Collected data
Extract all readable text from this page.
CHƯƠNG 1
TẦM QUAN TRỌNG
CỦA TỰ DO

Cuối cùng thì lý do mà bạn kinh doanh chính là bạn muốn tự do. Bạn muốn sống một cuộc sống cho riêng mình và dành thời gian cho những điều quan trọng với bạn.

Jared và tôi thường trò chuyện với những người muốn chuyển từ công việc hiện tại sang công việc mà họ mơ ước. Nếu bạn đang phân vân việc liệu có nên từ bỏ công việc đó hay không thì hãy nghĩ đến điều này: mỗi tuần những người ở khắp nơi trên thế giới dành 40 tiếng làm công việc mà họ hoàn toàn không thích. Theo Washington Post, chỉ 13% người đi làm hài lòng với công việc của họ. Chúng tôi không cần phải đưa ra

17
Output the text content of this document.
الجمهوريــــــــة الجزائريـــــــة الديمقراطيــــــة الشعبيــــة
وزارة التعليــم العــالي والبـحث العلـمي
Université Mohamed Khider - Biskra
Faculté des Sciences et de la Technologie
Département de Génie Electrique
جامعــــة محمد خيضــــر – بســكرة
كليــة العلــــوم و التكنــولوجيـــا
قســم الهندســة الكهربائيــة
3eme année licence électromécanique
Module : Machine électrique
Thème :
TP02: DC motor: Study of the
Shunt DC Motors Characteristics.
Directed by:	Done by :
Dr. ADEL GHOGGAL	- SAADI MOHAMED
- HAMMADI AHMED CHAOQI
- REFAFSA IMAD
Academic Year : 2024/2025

**TASK STATEMENT**
Copy out all of the data exactly, leaving nothing out.

**WRITTEN REPLY**
Extract all readable text from this page.
CHƯƠNG 1
TẦM QUAN TRỌNG
CỦA TỰ DO

Cuối cùng thì lý do mà bạn kinh doanh chính là bạn muốn tự do. Bạn muốn sống một cuộc sống cho riêng mình và dành thời gian cho những điều quan trọng với bạn.

Jared và tôi thường trò chuyện với những người muốn chuyển từ công việc hiện tại sang công việc mà họ mơ ước. Nếu bạn đang phân vân việc liệu có nên từ bỏ công việc đó hay không thì hãy nghĩ đến điều này: mỗi tuần những người ở khắp nơi trên thế giới dành 40 tiếng làm công việc mà họ hoàn toàn không thích. Theo Washington Post, chỉ 13% người đi làm hài lòng với công việc của họ. Chúng tôi không cần phải đưa ra

17
Output the text content of this document.
الجمهوريــــــــة الجزائريـــــــة الديمقراطيــــــة الشعبيــــة
وزارة التعليــم العــالي والبـحث العلـمي
Université Mohamed Khider - Biskra
Faculté des Sciences et de la Technologie
Département de Génie Electrique
جامعــــة محمد خيضــــر – بســكرة
كليــة العلــــوم و التكنــولوجيـــا
قســم الهندســة الكهربائيــة
3eme année licence électromécanique
Module : Machine électrique
Thème :
TP02: DC motor: Study of the
Shunt DC Motors Characteristics.
Directed by:	Done by :
Dr. ADEL GHOGGAL	- SAADI MOHAMED
- HAMMADI AHMED CHAOQI
- REFAFSA IMAD
Academic Year : 2024/2025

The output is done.